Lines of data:

________________________________________

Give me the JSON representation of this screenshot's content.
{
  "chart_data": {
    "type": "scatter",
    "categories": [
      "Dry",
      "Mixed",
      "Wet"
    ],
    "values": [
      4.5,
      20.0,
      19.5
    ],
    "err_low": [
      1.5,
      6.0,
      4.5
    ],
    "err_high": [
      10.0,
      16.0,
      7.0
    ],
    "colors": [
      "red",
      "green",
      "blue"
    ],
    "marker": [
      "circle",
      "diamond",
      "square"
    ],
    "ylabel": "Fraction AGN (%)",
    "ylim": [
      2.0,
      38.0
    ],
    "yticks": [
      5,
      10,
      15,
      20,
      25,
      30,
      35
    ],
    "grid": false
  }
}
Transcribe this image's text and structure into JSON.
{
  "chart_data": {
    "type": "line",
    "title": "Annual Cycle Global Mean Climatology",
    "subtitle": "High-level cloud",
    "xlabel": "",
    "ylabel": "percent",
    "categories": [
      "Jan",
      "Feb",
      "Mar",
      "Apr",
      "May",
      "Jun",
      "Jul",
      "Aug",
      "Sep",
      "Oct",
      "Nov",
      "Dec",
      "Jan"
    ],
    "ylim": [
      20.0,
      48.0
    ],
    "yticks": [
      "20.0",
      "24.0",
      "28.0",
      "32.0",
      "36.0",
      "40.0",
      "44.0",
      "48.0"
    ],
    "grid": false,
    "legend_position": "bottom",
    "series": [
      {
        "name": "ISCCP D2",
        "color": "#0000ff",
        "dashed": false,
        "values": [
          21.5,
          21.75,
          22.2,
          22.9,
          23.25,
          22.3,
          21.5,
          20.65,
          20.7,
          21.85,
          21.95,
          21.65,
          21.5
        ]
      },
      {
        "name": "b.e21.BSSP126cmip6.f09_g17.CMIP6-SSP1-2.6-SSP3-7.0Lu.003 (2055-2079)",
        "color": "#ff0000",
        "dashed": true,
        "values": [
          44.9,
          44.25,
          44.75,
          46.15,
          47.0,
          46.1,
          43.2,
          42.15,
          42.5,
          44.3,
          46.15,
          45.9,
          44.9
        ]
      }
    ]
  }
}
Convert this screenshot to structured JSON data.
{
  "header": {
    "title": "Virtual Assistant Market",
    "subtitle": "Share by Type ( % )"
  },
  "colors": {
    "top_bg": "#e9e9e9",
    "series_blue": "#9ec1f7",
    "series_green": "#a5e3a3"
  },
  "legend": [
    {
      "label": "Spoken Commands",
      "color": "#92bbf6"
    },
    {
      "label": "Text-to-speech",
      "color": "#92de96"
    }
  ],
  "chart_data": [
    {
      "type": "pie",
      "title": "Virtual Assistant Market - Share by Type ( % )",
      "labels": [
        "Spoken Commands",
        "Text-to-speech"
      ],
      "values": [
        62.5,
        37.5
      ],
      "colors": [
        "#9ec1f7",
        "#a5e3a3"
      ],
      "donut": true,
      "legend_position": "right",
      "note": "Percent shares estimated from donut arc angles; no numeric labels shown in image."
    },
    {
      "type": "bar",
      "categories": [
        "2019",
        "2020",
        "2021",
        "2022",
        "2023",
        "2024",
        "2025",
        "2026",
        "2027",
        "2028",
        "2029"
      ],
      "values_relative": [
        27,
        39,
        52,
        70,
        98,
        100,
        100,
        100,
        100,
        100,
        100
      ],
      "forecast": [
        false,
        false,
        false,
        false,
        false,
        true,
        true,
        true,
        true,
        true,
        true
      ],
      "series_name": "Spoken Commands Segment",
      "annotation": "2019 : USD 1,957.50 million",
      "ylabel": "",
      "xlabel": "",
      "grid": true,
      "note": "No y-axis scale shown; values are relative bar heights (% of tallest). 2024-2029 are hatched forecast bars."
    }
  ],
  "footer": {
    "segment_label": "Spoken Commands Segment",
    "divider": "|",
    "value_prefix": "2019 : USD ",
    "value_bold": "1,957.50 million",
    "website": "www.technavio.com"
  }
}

________________________________________

▸ EXERCISE TASK
Repeat the data above exactly.

▸ SOLUTION TO THE EXERCISE
Give me the JSON representation of this screenshot's content.
{
  "chart_data": {
    "type": "scatter",
    "categories": [
      "Dry",
      "Mixed",
      "Wet"
    ],
    "values": [
      4.5,
      20.0,
      19.5
    ],
    "err_low": [
      1.5,
      6.0,
      4.5
    ],
    "err_high": [
      10.0,
      16.0,
      7.0
    ],
    "colors": [
      "red",
      "green",
      "blue"
    ],
    "marker": [
      "circle",
      "diamond",
      "square"
    ],
    "ylabel": "Fraction AGN (%)",
    "ylim": [
      2.0,
      38.0
    ],
    "yticks": [
      5,
      10,
      15,
      20,
      25,
      30,
      35
    ],
    "grid": false
  }
}
Transcribe this image's text and structure into JSON.
{
  "chart_data": {
    "type": "line",
    "title": "Annual Cycle Global Mean Climatology",
    "subtitle": "High-level cloud",
    "xlabel": "",
    "ylabel": "percent",
    "categories": [
      "Jan",
      "Feb",
      "Mar",
      "Apr",
      "May",
      "Jun",
      "Jul",
      "Aug",
      "Sep",
      "Oct",
      "Nov",
      "Dec",
      "Jan"
    ],
    "ylim": [
      20.0,
      48.0
    ],
    "yticks": [
      "20.0",
      "24.0",
      "28.0",
      "32.0",
      "36.0",
      "40.0",
      "44.0",
      "48.0"
    ],
    "grid": false,
    "legend_position": "bottom",
    "series": [
      {
        "name": "ISCCP D2",
        "color": "#0000ff",
        "dashed": false,
        "values": [
          21.5,
          21.75,
          22.2,
          22.9,
          23.25,
          22.3,
          21.5,
          20.65,
          20.7,
          21.85,
          21.95,
          21.65,
          21.5
        ]
      },
      {
        "name": "b.e21.BSSP126cmip6.f09_g17.CMIP6-SSP1-2.6-SSP3-7.0Lu.003 (2055-2079)",
        "color": "#ff0000",
        "dashed": true,
        "values": [
          44.9,
          44.25,
          44.75,
          46.15,
          47.0,
          46.1,
          43.2,
          42.15,
          42.5,
          44.3,
          46.15,
          45.9,
          44.9
        ]
      }
    ]
  }
}
Convert this screenshot to structured JSON data.
{
  "header": {
    "title": "Virtual Assistant Market",
    "subtitle": "Share by Type ( % )"
  },
  "colors": {
    "top_bg": "#e9e9e9",
    "series_blue": "#9ec1f7",
    "series_green": "#a5e3a3"
  },
  "legend": [
    {
      "label": "Spoken Commands",
      "color": "#92bbf6"
    },
    {
      "label": "Text-to-speech",
      "color": "#92de96"
    }
  ],
  "chart_data": [
    {
      "type": "pie",
      "title": "Virtual Assistant Market - Share by Type ( % )",
      "labels": [
        "Spoken Commands",
        "Text-to-speech"
      ],
      "values": [
        62.5,
        37.5
      ],
      "colors": [
        "#9ec1f7",
        "#a5e3a3"
      ],
      "donut": true,
      "legend_position": "right",
      "note": "Percent shares estimated from donut arc angles; no numeric labels shown in image."
    },
    {
      "type": "bar",
      "categories": [
        "2019",
        "2020",
        "2021",
        "2022",
        "2023",
        "2024",
        "2025",
        "2026",
        "2027",
        "2028",
        "2029"
      ],
      "values_relative": [
        27,
        39,
        52,
        70,
        98,
        100,
        100,
        100,
        100,
        100,
        100
      ],
      "forecast": [
        false,
        false,
        false,
        false,
        false,
        true,
        true,
        true,
        true,
        true,
        true
      ],
      "series_name": "Spoken Commands Segment",
      "annotation": "2019 : USD 1,957.50 million",
      "ylabel": "",
      "xlabel": "",
      "grid": true,
      "note": "No y-axis scale shown; values are relative bar heights (% of tallest). 2024-2029 are hatched forecast bars."
    }
  ],
  "footer": {
    "segment_label": "Spoken Commands Segment",
    "divider": "|",
    "value_prefix": "2019 : USD ",
    "value_bold": "1,957.50 million",
    "website": "www.technavio.com"
  }
}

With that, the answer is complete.